▶ TASK GOAL: Note each line where "vmin" appears, and copy it.

(Figure content listings)
◇ ◇ ◇ ◇ ◇ ◇ ◇

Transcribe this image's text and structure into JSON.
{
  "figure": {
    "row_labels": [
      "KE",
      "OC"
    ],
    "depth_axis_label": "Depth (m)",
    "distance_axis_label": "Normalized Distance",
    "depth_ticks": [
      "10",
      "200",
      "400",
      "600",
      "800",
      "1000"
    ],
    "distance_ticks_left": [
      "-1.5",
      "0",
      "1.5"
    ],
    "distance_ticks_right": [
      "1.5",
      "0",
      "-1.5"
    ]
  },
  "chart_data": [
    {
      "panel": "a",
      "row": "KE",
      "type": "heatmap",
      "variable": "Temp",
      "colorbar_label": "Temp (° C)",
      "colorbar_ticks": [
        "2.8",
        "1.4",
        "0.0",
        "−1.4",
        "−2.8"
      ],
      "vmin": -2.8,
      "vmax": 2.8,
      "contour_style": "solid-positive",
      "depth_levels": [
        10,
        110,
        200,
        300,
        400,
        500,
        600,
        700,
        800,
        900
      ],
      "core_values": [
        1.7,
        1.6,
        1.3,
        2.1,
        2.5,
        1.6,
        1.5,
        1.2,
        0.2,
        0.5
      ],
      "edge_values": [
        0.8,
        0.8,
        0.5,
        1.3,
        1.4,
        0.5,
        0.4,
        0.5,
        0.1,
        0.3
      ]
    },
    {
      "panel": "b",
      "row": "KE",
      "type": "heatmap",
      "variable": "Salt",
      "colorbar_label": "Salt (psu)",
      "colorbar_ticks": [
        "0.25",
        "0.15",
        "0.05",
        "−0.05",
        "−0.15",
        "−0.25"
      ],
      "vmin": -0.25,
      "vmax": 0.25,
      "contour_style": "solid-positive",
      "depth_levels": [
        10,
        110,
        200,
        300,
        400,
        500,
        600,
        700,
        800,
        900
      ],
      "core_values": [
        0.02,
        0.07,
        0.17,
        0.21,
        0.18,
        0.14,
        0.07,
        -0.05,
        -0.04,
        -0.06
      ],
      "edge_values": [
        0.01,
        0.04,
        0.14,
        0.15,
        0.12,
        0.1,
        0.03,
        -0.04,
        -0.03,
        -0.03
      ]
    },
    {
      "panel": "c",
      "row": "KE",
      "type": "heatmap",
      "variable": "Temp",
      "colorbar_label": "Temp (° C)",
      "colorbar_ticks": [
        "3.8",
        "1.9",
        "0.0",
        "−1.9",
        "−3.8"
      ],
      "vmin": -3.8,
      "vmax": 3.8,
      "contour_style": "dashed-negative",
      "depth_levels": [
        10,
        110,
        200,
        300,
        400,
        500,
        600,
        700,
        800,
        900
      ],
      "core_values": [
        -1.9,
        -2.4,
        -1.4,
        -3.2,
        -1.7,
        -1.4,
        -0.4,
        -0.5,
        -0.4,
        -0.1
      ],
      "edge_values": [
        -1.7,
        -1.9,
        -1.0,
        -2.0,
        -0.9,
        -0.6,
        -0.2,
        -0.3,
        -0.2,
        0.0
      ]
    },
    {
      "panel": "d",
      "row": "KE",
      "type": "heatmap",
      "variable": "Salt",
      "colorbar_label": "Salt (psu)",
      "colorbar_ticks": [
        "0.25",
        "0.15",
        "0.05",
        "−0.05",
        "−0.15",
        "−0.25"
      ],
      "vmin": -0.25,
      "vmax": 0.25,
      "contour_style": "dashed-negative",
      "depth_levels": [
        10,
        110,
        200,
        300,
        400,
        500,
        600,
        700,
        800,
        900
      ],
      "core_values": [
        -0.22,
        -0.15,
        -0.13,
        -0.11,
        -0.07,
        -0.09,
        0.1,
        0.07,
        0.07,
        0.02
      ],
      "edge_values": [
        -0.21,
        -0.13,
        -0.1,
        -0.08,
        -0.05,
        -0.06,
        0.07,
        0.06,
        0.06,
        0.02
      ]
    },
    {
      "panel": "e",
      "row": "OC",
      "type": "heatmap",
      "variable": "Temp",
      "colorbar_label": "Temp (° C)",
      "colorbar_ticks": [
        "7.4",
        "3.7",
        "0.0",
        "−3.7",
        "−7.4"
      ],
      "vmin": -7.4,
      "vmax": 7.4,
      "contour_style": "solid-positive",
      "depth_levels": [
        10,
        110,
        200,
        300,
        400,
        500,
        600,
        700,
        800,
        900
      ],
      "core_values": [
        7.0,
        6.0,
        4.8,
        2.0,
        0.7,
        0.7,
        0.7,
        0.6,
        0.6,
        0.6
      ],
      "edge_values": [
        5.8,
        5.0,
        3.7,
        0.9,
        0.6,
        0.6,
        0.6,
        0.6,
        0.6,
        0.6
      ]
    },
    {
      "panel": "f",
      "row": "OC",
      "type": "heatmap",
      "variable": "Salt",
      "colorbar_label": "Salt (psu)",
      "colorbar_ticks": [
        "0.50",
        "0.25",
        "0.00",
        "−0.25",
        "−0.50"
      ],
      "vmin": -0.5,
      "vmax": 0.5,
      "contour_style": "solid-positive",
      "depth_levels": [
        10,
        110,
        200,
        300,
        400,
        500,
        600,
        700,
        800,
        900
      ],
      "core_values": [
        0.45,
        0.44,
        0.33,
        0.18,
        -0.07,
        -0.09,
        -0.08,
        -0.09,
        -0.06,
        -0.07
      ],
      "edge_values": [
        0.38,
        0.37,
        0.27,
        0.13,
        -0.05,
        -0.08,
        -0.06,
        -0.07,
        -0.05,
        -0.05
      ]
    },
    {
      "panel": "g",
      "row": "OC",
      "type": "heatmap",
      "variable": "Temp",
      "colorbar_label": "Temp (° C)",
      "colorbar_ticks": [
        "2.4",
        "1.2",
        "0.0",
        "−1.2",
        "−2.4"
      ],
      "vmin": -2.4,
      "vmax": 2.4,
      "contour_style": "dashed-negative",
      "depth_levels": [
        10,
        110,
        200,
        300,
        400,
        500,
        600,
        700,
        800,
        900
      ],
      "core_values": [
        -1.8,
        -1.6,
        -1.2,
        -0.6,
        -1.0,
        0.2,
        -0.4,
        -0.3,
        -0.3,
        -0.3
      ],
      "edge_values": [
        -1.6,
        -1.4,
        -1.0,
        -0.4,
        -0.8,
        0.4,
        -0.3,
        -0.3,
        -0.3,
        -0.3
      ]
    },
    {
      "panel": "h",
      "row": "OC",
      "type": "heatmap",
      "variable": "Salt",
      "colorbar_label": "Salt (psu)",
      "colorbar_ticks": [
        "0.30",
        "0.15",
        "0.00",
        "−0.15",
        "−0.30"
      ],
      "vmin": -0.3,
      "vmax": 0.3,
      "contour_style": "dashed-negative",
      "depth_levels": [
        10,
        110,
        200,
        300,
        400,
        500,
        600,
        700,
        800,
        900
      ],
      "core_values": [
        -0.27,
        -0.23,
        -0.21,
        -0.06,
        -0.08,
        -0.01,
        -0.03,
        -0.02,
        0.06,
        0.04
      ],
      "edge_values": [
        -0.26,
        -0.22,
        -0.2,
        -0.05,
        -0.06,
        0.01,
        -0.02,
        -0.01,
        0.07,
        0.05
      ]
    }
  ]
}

◇ ◇ ◇ ◇ ◇ ◇ ◇

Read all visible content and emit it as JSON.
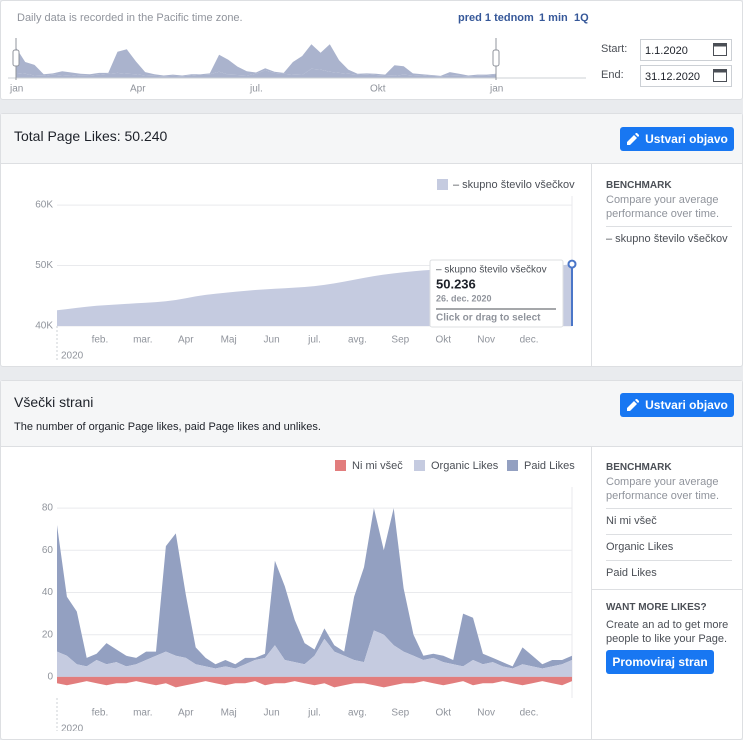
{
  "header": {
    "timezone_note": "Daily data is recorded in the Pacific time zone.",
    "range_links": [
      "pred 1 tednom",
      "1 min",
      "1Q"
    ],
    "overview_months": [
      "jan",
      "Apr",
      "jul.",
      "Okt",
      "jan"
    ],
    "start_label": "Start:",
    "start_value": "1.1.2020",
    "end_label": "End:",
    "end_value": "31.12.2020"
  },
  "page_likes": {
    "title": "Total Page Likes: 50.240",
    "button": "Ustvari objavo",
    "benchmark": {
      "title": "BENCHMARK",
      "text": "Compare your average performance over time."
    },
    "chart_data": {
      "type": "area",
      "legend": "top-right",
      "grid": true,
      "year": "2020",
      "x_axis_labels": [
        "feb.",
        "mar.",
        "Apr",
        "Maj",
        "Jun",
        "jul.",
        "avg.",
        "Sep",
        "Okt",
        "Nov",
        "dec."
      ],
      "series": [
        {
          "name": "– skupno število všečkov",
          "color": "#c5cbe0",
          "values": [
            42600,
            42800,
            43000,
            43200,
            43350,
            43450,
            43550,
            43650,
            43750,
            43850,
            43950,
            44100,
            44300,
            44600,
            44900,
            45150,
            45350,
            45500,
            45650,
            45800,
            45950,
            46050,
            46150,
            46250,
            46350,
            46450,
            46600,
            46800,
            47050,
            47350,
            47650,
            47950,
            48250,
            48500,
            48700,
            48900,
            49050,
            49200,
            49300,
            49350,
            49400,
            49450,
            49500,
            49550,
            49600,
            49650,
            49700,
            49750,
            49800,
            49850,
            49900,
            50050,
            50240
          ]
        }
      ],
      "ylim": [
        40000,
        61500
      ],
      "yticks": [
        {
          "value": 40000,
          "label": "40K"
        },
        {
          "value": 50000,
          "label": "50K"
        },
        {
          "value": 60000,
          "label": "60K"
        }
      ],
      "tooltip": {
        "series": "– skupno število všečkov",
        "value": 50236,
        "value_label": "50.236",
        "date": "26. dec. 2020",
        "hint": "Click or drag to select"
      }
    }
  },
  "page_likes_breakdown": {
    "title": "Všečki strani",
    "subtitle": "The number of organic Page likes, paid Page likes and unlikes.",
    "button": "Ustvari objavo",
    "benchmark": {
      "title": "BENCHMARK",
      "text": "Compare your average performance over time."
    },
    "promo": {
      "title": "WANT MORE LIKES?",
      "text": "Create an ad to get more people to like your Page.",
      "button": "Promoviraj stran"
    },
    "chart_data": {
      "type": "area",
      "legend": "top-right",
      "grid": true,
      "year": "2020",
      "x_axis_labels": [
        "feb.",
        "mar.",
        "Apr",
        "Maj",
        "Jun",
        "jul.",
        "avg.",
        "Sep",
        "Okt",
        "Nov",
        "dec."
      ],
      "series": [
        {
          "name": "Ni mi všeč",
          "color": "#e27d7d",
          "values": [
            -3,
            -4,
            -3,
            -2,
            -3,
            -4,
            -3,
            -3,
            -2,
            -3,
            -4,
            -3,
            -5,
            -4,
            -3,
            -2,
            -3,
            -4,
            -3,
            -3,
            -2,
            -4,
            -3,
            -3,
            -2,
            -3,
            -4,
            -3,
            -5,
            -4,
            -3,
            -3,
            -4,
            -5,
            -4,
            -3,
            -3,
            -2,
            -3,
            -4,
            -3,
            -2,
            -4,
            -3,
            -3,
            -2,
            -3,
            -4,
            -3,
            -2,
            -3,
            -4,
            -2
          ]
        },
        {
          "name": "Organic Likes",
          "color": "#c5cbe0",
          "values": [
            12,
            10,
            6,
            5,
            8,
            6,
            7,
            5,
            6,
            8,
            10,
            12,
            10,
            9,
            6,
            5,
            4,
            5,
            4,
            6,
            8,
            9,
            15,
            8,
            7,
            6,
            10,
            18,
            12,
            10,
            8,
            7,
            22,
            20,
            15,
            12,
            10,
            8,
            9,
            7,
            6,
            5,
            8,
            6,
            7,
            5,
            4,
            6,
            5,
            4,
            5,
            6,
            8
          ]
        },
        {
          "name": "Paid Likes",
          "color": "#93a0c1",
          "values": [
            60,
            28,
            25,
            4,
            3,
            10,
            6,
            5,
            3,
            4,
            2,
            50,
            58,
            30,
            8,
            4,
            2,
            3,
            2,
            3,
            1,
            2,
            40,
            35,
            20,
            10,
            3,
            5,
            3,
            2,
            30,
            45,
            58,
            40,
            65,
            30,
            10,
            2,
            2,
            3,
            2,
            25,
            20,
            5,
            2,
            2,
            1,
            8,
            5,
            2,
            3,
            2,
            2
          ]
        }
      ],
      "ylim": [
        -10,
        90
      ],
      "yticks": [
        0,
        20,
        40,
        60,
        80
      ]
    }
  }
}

◇ ◇ ◇ ◇ ◇ ◇ ◇

▶ THE REPLY:
      "vmin": -2.8,
      "vmin": -0.25,
      "vmin": -3.8,
      "vmin": -0.25,
      "vmin": -7.4,
      "vmin": -0.5,
      "vmin": -2.4,
      "vmin": -0.3,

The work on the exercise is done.